● Exercise task: Of the lines in the entries, how many hold the word "牛奶和豆浆是互补商品"? Give that number alone.

(Saved entries)
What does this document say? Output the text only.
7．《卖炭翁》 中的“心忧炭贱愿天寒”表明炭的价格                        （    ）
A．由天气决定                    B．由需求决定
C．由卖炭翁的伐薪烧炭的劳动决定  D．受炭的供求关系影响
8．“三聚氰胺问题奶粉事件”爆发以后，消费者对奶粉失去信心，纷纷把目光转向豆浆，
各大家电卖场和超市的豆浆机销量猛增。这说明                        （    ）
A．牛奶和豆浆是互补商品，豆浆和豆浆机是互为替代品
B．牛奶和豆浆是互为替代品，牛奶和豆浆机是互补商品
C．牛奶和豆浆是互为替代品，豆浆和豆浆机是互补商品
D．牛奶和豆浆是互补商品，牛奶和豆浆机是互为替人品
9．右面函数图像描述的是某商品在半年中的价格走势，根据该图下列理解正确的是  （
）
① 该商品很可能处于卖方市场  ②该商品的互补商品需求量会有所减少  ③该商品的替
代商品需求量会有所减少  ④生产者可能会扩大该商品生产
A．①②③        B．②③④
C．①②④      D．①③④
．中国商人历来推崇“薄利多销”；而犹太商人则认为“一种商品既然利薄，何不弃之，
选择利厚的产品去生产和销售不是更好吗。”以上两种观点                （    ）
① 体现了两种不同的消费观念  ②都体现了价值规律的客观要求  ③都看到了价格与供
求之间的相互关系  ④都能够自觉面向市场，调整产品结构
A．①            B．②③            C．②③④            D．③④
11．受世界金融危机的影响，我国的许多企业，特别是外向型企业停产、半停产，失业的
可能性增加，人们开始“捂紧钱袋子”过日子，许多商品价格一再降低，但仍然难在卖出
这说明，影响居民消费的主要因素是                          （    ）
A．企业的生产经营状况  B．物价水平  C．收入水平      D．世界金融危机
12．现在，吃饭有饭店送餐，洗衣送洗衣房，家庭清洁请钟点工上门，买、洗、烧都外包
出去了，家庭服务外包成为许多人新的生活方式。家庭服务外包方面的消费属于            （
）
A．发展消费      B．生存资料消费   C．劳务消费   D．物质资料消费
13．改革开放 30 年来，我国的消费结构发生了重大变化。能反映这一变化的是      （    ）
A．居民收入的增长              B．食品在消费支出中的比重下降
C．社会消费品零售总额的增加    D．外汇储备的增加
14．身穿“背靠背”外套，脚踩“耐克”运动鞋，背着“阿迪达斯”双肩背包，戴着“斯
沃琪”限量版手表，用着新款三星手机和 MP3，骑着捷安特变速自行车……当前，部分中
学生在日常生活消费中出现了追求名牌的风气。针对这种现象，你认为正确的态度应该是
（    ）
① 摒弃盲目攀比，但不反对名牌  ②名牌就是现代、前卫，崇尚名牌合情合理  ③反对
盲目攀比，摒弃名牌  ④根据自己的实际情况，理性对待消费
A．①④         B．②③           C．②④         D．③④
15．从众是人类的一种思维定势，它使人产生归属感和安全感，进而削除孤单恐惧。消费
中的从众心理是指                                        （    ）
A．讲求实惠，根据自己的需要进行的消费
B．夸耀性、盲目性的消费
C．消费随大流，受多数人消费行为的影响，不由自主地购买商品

● Result for this task: 2